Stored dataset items

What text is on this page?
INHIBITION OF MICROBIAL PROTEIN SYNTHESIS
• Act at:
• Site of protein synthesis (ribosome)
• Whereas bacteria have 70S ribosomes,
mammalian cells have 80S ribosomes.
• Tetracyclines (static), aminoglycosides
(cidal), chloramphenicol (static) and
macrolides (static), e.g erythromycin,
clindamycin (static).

Required work
Print the entire set of records again, exactly.

Final answer
What text is on this page?
INHIBITION OF MICROBIAL PROTEIN SYNTHESIS
• Act at:
• Site of protein synthesis (ribosome)
• Whereas bacteria have 70S ribosomes,
mammalian cells have 80S ribosomes.
• Tetracyclines (static), aminoglycosides
(cidal), chloramphenicol (static) and
macrolides (static), e.g erythromycin,
clindamycin (static).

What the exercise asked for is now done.